# [Problem details]
Below are some entries; can you quote all of them exactly?
* START *
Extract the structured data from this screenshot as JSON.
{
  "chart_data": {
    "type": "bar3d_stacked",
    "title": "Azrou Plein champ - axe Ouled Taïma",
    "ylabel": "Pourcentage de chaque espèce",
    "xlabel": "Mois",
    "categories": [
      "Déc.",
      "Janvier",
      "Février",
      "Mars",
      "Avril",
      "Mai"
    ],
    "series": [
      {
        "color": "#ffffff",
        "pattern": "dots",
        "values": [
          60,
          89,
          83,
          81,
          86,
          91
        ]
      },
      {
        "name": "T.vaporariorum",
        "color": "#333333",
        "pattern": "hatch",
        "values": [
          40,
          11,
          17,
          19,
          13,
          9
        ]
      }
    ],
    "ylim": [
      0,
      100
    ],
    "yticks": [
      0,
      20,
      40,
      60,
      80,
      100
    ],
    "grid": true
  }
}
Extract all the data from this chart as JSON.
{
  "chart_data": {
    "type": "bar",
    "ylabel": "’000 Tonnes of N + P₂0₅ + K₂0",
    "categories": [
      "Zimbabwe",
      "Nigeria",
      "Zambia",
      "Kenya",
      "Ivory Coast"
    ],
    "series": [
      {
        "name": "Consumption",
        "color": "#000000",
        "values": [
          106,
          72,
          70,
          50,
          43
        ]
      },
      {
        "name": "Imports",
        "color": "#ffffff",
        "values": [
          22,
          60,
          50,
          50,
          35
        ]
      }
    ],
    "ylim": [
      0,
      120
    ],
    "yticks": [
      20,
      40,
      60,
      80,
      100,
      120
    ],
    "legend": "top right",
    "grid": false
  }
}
* END *
# [Solution to this task]
Extract the structured data from this screenshot as JSON.
{
  "chart_data": {
    "type": "bar3d_stacked",
    "title": "Azrou Plein champ - axe Ouled Taïma",
    "ylabel": "Pourcentage de chaque espèce",
    "xlabel": "Mois",
    "categories": [
      "Déc.",
      "Janvier",
      "Février",
      "Mars",
      "Avril",
      "Mai"
    ],
    "series": [
      {
        "color": "#ffffff",
        "pattern": "dots",
        "values": [
          60,
          89,
          83,
          81,
          86,
          91
        ]
      },
      {
        "name": "T.vaporariorum",
        "color": "#333333",
        "pattern": "hatch",
        "values": [
          40,
          11,
          17,
          19,
          13,
          9
        ]
      }
    ],
    "ylim": [
      0,
      100
    ],
    "yticks": [
      0,
      20,
      40,
      60,
      80,
      100
    ],
    "grid": true
  }
}
Extract all the data from this chart as JSON.
{
  "chart_data": {
    "type": "bar",
    "ylabel": "’000 Tonnes of N + P₂0₅ + K₂0",
    "categories": [
      "Zimbabwe",
      "Nigeria",
      "Zambia",
      "Kenya",
      "Ivory Coast"
    ],
    "series": [
      {
        "name": "Consumption",
        "color": "#000000",
        "values": [
          106,
          72,
          70,
          50,
          43
        ]
      },
      {
        "name": "Imports",
        "color": "#ffffff",
        "values": [
          22,
          60,
          50,
          50,
          35
        ]
      }
    ],
    "ylim": [
      0,
      120
    ],
    "yticks": [
      20,
      40,
      60,
      80,
      100,
      120
    ],
    "legend": "top right",
    "grid": false
  }
}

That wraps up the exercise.